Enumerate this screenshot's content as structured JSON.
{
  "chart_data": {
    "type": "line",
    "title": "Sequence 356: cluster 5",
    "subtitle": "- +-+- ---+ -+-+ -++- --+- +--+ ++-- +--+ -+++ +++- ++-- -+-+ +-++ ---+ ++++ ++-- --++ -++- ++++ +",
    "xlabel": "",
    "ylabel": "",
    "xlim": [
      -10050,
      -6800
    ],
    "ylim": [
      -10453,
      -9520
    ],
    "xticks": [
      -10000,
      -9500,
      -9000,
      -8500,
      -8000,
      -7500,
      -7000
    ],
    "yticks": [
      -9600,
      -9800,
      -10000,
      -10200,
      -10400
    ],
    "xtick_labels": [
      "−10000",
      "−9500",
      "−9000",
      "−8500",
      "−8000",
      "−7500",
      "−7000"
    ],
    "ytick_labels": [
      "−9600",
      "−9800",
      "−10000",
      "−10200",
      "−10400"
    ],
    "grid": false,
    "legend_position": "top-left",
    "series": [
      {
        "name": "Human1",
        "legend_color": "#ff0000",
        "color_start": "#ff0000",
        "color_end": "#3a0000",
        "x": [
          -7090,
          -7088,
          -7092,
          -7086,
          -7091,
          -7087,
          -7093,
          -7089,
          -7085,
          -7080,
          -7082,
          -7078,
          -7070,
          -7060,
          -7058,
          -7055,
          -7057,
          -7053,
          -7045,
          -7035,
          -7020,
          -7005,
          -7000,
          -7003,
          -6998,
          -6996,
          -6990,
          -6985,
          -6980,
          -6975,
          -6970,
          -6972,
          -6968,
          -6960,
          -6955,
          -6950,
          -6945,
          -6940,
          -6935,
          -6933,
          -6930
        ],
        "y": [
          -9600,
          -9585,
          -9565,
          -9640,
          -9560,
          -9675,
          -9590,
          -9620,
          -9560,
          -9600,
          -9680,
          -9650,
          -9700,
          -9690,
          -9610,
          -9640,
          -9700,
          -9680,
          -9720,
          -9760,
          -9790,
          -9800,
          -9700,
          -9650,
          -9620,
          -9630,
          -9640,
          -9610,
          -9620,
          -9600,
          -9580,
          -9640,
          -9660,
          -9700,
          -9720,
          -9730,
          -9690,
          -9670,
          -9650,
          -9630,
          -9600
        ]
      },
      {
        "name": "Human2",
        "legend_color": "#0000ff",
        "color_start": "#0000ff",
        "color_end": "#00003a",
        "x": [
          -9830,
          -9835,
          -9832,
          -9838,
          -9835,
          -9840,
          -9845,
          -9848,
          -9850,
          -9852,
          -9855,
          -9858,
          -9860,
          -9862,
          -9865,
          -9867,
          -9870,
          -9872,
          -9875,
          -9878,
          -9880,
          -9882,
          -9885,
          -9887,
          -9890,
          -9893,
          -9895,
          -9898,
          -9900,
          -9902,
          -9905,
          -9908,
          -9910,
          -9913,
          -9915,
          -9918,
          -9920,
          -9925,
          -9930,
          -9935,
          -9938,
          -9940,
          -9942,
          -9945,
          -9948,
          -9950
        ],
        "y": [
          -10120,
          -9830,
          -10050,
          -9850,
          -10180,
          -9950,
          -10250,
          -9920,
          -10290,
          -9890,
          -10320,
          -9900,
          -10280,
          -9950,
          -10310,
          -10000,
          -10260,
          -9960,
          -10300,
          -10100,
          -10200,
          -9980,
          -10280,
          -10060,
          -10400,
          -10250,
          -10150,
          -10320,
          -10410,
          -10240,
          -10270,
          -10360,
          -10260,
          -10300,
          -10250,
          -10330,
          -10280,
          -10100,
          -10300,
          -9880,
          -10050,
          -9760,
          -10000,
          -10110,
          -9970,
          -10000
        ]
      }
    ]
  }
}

## TO BE DONE
Write out all the lines again, exactly as they are.

## ANSWER FOR THE TASK
Enumerate this screenshot's content as structured JSON.
{
  "chart_data": {
    "type": "line",
    "title": "Sequence 356: cluster 5",
    "subtitle": "- +-+- ---+ -+-+ -++- --+- +--+ ++-- +--+ -+++ +++- ++-- -+-+ +-++ ---+ ++++ ++-- --++ -++- ++++ +",
    "xlabel": "",
    "ylabel": "",
    "xlim": [
      -10050,
      -6800
    ],
    "ylim": [
      -10453,
      -9520
    ],
    "xticks": [
      -10000,
      -9500,
      -9000,
      -8500,
      -8000,
      -7500,
      -7000
    ],
    "yticks": [
      -9600,
      -9800,
      -10000,
      -10200,
      -10400
    ],
    "xtick_labels": [
      "−10000",
      "−9500",
      "−9000",
      "−8500",
      "−8000",
      "−7500",
      "−7000"
    ],
    "ytick_labels": [
      "−9600",
      "−9800",
      "−10000",
      "−10200",
      "−10400"
    ],
    "grid": false,
    "legend_position": "top-left",
    "series": [
      {
        "name": "Human1",
        "legend_color": "#ff0000",
        "color_start": "#ff0000",
        "color_end": "#3a0000",
        "x": [
          -7090,
          -7088,
          -7092,
          -7086,
          -7091,
          -7087,
          -7093,
          -7089,
          -7085,
          -7080,
          -7082,
          -7078,
          -7070,
          -7060,
          -7058,
          -7055,
          -7057,
          -7053,
          -7045,
          -7035,
          -7020,
          -7005,
          -7000,
          -7003,
          -6998,
          -6996,
          -6990,
          -6985,
          -6980,
          -6975,
          -6970,
          -6972,
          -6968,
          -6960,
          -6955,
          -6950,
          -6945,
          -6940,
          -6935,
          -6933,
          -6930
        ],
        "y": [
          -9600,
          -9585,
          -9565,
          -9640,
          -9560,
          -9675,
          -9590,
          -9620,
          -9560,
          -9600,
          -9680,
          -9650,
          -9700,
          -9690,
          -9610,
          -9640,
          -9700,
          -9680,
          -9720,
          -9760,
          -9790,
          -9800,
          -9700,
          -9650,
          -9620,
          -9630,
          -9640,
          -9610,
          -9620,
          -9600,
          -9580,
          -9640,
          -9660,
          -9700,
          -9720,
          -9730,
          -9690,
          -9670,
          -9650,
          -9630,
          -9600
        ]
      },
      {
        "name": "Human2",
        "legend_color": "#0000ff",
        "color_start": "#0000ff",
        "color_end": "#00003a",
        "x": [
          -9830,
          -9835,
          -9832,
          -9838,
          -9835,
          -9840,
          -9845,
          -9848,
          -9850,
          -9852,
          -9855,
          -9858,
          -9860,
          -9862,
          -9865,
          -9867,
          -9870,
          -9872,
          -9875,
          -9878,
          -9880,
          -9882,
          -9885,
          -9887,
          -9890,
          -9893,
          -9895,
          -9898,
          -9900,
          -9902,
          -9905,
          -9908,
          -9910,
          -9913,
          -9915,
          -9918,
          -9920,
          -9925,
          -9930,
          -9935,
          -9938,
          -9940,
          -9942,
          -9945,
          -9948,
          -9950
        ],
        "y": [
          -10120,
          -9830,
          -10050,
          -9850,
          -10180,
          -9950,
          -10250,
          -9920,
          -10290,
          -9890,
          -10320,
          -9900,
          -10280,
          -9950,
          -10310,
          -10000,
          -10260,
          -9960,
          -10300,
          -10100,
          -10200,
          -9980,
          -10280,
          -10060,
          -10400,
          -10250,
          -10150,
          -10320,
          -10410,
          -10240,
          -10270,
          -10360,
          -10260,
          -10300,
          -10250,
          -10330,
          -10280,
          -10100,
          -10300,
          -9880,
          -10050,
          -9760,
          -10000,
          -10110,
          -9970,
          -10000
        ]
      }
    ]
  }
}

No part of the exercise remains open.